#### Data lines:
## begin

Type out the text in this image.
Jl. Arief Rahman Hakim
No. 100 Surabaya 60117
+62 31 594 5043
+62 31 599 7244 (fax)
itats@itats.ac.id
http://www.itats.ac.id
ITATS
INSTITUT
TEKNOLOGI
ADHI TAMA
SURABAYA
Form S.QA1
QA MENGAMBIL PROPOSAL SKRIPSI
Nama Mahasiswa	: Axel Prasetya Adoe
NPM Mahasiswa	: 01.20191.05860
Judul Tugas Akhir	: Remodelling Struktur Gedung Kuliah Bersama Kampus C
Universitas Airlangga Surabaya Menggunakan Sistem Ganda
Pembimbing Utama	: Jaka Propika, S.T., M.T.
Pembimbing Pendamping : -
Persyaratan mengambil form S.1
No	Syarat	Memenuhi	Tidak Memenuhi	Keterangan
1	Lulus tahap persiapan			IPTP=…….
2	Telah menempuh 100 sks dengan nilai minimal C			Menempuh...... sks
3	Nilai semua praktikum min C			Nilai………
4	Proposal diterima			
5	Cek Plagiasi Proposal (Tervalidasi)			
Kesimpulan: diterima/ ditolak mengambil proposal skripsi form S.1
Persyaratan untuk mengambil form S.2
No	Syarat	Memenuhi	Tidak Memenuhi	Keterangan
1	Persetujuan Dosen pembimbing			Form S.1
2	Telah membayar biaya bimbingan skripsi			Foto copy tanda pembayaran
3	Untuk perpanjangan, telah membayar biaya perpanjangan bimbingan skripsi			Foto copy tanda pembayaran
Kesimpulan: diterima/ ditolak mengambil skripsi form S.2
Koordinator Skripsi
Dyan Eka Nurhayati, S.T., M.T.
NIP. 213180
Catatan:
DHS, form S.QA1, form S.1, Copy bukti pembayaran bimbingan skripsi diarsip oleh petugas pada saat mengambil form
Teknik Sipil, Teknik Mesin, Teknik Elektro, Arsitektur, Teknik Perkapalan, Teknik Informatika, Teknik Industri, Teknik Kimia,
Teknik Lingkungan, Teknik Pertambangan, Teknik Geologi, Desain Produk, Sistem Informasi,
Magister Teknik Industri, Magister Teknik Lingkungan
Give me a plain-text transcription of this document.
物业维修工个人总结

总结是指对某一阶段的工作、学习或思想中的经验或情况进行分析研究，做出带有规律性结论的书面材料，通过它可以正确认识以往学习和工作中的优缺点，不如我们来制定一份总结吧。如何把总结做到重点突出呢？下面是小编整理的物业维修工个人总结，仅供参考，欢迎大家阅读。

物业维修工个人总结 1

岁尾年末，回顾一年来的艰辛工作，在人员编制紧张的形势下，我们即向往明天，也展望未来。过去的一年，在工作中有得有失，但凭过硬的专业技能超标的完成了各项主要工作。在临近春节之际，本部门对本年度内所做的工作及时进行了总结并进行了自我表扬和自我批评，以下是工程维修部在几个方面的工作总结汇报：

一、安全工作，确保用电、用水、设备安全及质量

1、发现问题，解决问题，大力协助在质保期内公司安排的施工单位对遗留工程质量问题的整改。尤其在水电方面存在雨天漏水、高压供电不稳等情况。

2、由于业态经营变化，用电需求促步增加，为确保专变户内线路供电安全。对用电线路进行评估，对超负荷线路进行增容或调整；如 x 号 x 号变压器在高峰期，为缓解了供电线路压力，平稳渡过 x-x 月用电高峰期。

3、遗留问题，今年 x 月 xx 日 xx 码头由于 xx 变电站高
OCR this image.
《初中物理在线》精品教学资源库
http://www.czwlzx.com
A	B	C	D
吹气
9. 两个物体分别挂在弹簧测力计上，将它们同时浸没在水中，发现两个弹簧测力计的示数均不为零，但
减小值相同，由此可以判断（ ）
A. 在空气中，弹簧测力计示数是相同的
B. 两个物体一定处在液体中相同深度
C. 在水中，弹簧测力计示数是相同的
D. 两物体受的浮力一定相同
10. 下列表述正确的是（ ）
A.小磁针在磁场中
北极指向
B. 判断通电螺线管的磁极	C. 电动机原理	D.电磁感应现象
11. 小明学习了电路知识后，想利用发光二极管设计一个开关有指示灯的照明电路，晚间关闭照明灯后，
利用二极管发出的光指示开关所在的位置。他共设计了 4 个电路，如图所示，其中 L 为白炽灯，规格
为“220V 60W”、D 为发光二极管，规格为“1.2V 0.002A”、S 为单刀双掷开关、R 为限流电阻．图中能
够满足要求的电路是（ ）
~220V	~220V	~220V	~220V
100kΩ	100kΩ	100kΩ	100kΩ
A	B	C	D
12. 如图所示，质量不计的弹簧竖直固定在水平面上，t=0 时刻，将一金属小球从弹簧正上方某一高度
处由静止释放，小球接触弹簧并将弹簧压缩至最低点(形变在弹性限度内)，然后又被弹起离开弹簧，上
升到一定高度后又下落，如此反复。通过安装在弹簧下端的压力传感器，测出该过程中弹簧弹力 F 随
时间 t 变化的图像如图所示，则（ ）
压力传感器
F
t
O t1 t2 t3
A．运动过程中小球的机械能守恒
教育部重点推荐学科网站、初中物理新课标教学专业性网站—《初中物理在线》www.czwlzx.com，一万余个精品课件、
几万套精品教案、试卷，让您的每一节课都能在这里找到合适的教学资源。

## end

Report all lines of the data that include the word "Persyaratan".

Persyaratan mengambil form S.1
Persyaratan untuk mengambil form S.2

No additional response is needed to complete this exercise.